◆ **Direction**
Transcribe all the records with complete accuracy.

** START OF Dataset entries **

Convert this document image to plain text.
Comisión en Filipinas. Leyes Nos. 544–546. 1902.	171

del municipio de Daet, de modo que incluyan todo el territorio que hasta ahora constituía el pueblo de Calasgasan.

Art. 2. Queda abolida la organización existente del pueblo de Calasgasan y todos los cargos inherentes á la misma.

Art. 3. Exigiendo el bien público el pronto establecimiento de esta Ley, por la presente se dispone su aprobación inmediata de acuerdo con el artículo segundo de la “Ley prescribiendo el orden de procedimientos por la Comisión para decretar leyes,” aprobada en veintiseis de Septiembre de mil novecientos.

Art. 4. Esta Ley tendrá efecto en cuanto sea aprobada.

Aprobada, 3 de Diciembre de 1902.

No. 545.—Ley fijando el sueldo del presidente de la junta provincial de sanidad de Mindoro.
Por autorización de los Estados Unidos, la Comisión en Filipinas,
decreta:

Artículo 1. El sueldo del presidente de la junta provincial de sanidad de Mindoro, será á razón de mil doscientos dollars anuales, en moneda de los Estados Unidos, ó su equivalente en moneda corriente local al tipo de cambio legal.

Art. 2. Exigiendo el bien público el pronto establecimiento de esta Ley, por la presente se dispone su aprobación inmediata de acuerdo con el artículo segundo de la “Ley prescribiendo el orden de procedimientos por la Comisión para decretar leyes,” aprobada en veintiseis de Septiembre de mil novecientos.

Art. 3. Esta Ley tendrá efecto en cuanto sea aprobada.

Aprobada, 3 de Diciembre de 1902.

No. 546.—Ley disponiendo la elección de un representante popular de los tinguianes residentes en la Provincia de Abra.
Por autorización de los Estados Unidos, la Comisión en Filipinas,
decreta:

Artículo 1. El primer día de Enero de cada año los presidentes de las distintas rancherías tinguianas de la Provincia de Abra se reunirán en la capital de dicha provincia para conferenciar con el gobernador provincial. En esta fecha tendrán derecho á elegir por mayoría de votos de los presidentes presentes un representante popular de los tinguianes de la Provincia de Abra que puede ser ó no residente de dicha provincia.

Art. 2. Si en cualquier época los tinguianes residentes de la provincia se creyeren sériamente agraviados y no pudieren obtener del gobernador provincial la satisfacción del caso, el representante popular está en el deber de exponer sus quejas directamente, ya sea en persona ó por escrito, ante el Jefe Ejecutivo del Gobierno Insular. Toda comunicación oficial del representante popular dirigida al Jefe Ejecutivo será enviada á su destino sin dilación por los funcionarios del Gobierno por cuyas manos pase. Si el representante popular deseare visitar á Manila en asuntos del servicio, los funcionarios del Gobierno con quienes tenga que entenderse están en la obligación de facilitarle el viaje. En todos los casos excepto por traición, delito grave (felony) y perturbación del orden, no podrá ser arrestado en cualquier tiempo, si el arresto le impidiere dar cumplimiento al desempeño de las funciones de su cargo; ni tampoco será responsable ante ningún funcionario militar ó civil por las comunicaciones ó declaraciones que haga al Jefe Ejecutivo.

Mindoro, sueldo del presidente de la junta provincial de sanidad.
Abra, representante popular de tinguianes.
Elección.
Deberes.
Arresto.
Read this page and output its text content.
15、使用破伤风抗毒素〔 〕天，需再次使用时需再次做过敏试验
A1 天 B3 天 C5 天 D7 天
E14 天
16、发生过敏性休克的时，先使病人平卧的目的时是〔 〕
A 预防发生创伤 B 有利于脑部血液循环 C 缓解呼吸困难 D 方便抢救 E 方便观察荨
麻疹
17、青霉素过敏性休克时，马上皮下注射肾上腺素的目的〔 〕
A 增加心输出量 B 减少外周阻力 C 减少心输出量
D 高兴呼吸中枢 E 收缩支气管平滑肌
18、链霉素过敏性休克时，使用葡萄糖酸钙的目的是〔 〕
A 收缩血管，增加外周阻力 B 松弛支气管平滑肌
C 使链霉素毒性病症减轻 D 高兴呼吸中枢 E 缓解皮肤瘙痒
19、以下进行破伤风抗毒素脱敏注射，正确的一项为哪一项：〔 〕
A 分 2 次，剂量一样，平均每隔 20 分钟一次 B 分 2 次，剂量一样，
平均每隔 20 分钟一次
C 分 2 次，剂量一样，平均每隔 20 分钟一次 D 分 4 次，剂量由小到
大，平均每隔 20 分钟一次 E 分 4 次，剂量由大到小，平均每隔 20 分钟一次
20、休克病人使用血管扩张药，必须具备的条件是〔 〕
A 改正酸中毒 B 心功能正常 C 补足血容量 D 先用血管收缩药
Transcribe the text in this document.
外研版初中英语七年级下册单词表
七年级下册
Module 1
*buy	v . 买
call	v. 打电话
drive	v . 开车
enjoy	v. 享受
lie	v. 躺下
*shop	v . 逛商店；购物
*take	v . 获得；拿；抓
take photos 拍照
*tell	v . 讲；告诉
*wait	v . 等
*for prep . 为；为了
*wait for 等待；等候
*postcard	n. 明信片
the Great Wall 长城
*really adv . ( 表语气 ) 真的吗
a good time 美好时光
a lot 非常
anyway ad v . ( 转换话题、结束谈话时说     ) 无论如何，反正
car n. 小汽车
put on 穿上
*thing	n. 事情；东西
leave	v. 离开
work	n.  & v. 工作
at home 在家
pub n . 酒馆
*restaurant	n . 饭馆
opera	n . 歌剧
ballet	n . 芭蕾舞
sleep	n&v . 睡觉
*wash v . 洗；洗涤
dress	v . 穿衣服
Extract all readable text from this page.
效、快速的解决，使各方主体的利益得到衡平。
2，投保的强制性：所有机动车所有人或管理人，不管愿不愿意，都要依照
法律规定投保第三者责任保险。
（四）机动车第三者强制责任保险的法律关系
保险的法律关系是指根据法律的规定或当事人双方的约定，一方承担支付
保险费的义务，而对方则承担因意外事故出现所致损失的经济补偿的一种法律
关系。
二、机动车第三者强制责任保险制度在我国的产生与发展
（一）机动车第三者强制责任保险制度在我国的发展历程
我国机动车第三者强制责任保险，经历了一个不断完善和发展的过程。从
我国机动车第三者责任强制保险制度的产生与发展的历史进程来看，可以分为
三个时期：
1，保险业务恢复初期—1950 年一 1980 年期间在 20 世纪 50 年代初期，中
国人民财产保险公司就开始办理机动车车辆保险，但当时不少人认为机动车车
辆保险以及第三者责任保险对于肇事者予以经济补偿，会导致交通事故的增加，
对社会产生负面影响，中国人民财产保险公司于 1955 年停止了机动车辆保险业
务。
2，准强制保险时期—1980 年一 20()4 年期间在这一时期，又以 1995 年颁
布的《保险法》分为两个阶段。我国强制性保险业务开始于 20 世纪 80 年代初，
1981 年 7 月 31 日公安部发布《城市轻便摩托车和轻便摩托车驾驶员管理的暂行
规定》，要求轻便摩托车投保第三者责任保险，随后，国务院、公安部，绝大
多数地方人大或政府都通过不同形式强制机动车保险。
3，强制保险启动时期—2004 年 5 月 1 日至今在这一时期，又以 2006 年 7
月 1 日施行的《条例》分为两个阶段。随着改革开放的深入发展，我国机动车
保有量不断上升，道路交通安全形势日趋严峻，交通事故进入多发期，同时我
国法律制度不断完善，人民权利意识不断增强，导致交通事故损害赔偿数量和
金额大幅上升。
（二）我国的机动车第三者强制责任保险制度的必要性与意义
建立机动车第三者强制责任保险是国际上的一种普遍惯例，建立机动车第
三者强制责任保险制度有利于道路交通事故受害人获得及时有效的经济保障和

** END OF Dataset entries **

◆ **Answer in full**
Convert this document image to plain text.
Comisión en Filipinas. Leyes Nos. 544–546. 1902.	171

del municipio de Daet, de modo que incluyan todo el territorio que hasta ahora constituía el pueblo de Calasgasan.

Art. 2. Queda abolida la organización existente del pueblo de Calasgasan y todos los cargos inherentes á la misma.

Art. 3. Exigiendo el bien público el pronto establecimiento de esta Ley, por la presente se dispone su aprobación inmediata de acuerdo con el artículo segundo de la “Ley prescribiendo el orden de procedimientos por la Comisión para decretar leyes,” aprobada en veintiseis de Septiembre de mil novecientos.

Art. 4. Esta Ley tendrá efecto en cuanto sea aprobada.

Aprobada, 3 de Diciembre de 1902.

No. 545.—Ley fijando el sueldo del presidente de la junta provincial de sanidad de Mindoro.
Por autorización de los Estados Unidos, la Comisión en Filipinas,
decreta:

Artículo 1. El sueldo del presidente de la junta provincial de sanidad de Mindoro, será á razón de mil doscientos dollars anuales, en moneda de los Estados Unidos, ó su equivalente en moneda corriente local al tipo de cambio legal.

Art. 2. Exigiendo el bien público el pronto establecimiento de esta Ley, por la presente se dispone su aprobación inmediata de acuerdo con el artículo segundo de la “Ley prescribiendo el orden de procedimientos por la Comisión para decretar leyes,” aprobada en veintiseis de Septiembre de mil novecientos.

Art. 3. Esta Ley tendrá efecto en cuanto sea aprobada.

Aprobada, 3 de Diciembre de 1902.

No. 546.—Ley disponiendo la elección de un representante popular de los tinguianes residentes en la Provincia de Abra.
Por autorización de los Estados Unidos, la Comisión en Filipinas,
decreta:

Artículo 1. El primer día de Enero de cada año los presidentes de las distintas rancherías tinguianas de la Provincia de Abra se reunirán en la capital de dicha provincia para conferenciar con el gobernador provincial. En esta fecha tendrán derecho á elegir por mayoría de votos de los presidentes presentes un representante popular de los tinguianes de la Provincia de Abra que puede ser ó no residente de dicha provincia.

Art. 2. Si en cualquier época los tinguianes residentes de la provincia se creyeren sériamente agraviados y no pudieren obtener del gobernador provincial la satisfacción del caso, el representante popular está en el deber de exponer sus quejas directamente, ya sea en persona ó por escrito, ante el Jefe Ejecutivo del Gobierno Insular. Toda comunicación oficial del representante popular dirigida al Jefe Ejecutivo será enviada á su destino sin dilación por los funcionarios del Gobierno por cuyas manos pase. Si el representante popular deseare visitar á Manila en asuntos del servicio, los funcionarios del Gobierno con quienes tenga que entenderse están en la obligación de facilitarle el viaje. En todos los casos excepto por traición, delito grave (felony) y perturbación del orden, no podrá ser arrestado en cualquier tiempo, si el arresto le impidiere dar cumplimiento al desempeño de las funciones de su cargo; ni tampoco será responsable ante ningún funcionario militar ó civil por las comunicaciones ó declaraciones que haga al Jefe Ejecutivo.

Mindoro, sueldo del presidente de la junta provincial de sanidad.
Abra, representante popular de tinguianes.
Elección.
Deberes.
Arresto.
Read this page and output its text content.
15、使用破伤风抗毒素〔 〕天，需再次使用时需再次做过敏试验
A1 天 B3 天 C5 天 D7 天
E14 天
16、发生过敏性休克的时，先使病人平卧的目的时是〔 〕
A 预防发生创伤 B 有利于脑部血液循环 C 缓解呼吸困难 D 方便抢救 E 方便观察荨
麻疹
17、青霉素过敏性休克时，马上皮下注射肾上腺素的目的〔 〕
A 增加心输出量 B 减少外周阻力 C 减少心输出量
D 高兴呼吸中枢 E 收缩支气管平滑肌
18、链霉素过敏性休克时，使用葡萄糖酸钙的目的是〔 〕
A 收缩血管，增加外周阻力 B 松弛支气管平滑肌
C 使链霉素毒性病症减轻 D 高兴呼吸中枢 E 缓解皮肤瘙痒
19、以下进行破伤风抗毒素脱敏注射，正确的一项为哪一项：〔 〕
A 分 2 次，剂量一样，平均每隔 20 分钟一次 B 分 2 次，剂量一样，
平均每隔 20 分钟一次
C 分 2 次，剂量一样，平均每隔 20 分钟一次 D 分 4 次，剂量由小到
大，平均每隔 20 分钟一次 E 分 4 次，剂量由大到小，平均每隔 20 分钟一次
20、休克病人使用血管扩张药，必须具备的条件是〔 〕
A 改正酸中毒 B 心功能正常 C 补足血容量 D 先用血管收缩药
Transcribe the text in this document.
外研版初中英语七年级下册单词表
七年级下册
Module 1
*buy	v . 买
call	v. 打电话
drive	v . 开车
enjoy	v. 享受
lie	v. 躺下
*shop	v . 逛商店；购物
*take	v . 获得；拿；抓
take photos 拍照
*tell	v . 讲；告诉
*wait	v . 等
*for prep . 为；为了
*wait for 等待；等候
*postcard	n. 明信片
the Great Wall 长城
*really adv . ( 表语气 ) 真的吗
a good time 美好时光
a lot 非常
anyway ad v . ( 转换话题、结束谈话时说     ) 无论如何，反正
car n. 小汽车
put on 穿上
*thing	n. 事情；东西
leave	v. 离开
work	n.  & v. 工作
at home 在家
pub n . 酒馆
*restaurant	n . 饭馆
opera	n . 歌剧
ballet	n . 芭蕾舞
sleep	n&v . 睡觉
*wash v . 洗；洗涤
dress	v . 穿衣服
Extract all readable text from this page.
效、快速的解决，使各方主体的利益得到衡平。
2，投保的强制性：所有机动车所有人或管理人，不管愿不愿意，都要依照
法律规定投保第三者责任保险。
（四）机动车第三者强制责任保险的法律关系
保险的法律关系是指根据法律的规定或当事人双方的约定，一方承担支付
保险费的义务，而对方则承担因意外事故出现所致损失的经济补偿的一种法律
关系。
二、机动车第三者强制责任保险制度在我国的产生与发展
（一）机动车第三者强制责任保险制度在我国的发展历程
我国机动车第三者强制责任保险，经历了一个不断完善和发展的过程。从
我国机动车第三者责任强制保险制度的产生与发展的历史进程来看，可以分为
三个时期：
1，保险业务恢复初期—1950 年一 1980 年期间在 20 世纪 50 年代初期，中
国人民财产保险公司就开始办理机动车车辆保险，但当时不少人认为机动车车
辆保险以及第三者责任保险对于肇事者予以经济补偿，会导致交通事故的增加，
对社会产生负面影响，中国人民财产保险公司于 1955 年停止了机动车辆保险业
务。
2，准强制保险时期—1980 年一 20()4 年期间在这一时期，又以 1995 年颁
布的《保险法》分为两个阶段。我国强制性保险业务开始于 20 世纪 80 年代初，
1981 年 7 月 31 日公安部发布《城市轻便摩托车和轻便摩托车驾驶员管理的暂行
规定》，要求轻便摩托车投保第三者责任保险，随后，国务院、公安部，绝大
多数地方人大或政府都通过不同形式强制机动车保险。
3，强制保险启动时期—2004 年 5 月 1 日至今在这一时期，又以 2006 年 7
月 1 日施行的《条例》分为两个阶段。随着改革开放的深入发展，我国机动车
保有量不断上升，道路交通安全形势日趋严峻，交通事故进入多发期，同时我
国法律制度不断完善，人民权利意识不断增强，导致交通事故损害赔偿数量和
金额大幅上升。
（二）我国的机动车第三者强制责任保险制度的必要性与意义
建立机动车第三者强制责任保险是国际上的一种普遍惯例，建立机动车第
三者强制责任保险制度有利于道路交通事故受害人获得及时有效的经济保障和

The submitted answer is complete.